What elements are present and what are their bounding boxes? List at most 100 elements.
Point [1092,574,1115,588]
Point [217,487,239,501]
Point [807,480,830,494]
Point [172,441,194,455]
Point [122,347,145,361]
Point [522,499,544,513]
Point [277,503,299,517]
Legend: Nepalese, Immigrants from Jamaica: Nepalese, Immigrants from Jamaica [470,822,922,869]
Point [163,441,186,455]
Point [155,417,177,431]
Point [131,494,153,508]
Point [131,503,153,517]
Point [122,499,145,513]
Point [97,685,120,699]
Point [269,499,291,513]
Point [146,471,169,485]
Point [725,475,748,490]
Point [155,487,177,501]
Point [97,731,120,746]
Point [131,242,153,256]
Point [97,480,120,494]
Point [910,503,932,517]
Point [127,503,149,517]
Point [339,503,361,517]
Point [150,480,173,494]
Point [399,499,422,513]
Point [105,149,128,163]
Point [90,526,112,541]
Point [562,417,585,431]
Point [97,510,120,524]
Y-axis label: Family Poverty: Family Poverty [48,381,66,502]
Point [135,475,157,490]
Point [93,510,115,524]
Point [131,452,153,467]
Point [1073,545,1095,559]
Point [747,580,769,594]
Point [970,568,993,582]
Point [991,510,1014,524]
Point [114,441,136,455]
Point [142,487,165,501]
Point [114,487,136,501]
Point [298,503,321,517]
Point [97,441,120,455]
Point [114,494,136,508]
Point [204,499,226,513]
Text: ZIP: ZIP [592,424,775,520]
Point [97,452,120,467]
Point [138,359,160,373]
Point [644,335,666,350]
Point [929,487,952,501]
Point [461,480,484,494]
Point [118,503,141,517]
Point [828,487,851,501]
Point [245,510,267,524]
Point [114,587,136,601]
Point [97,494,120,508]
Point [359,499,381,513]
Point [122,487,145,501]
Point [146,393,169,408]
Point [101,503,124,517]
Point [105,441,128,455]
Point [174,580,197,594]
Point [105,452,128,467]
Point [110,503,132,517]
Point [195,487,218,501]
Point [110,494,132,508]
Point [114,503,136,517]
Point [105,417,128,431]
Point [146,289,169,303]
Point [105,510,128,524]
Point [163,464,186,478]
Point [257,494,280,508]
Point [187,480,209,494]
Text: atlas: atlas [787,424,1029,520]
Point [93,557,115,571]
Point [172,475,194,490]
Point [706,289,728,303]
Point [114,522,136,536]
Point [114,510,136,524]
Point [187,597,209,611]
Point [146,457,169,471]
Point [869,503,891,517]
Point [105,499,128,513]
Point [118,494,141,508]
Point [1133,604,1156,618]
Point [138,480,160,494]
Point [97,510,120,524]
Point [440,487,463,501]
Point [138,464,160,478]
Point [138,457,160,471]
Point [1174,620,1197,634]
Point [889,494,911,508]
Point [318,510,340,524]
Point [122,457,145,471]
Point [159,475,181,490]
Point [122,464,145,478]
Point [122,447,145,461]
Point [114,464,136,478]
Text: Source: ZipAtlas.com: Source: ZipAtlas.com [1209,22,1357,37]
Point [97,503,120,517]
---*---
WRITTEN REQUEST ▸ Show each row above that contains the string "Text", copied in full; letter case matters.

THE ANSWER ▸
Text: ZIP: ZIP [592,424,775,520]
Text: atlas: atlas [787,424,1029,520]
Text: Source: ZipAtlas.com: Source: ZipAtlas.com [1209,22,1357,37]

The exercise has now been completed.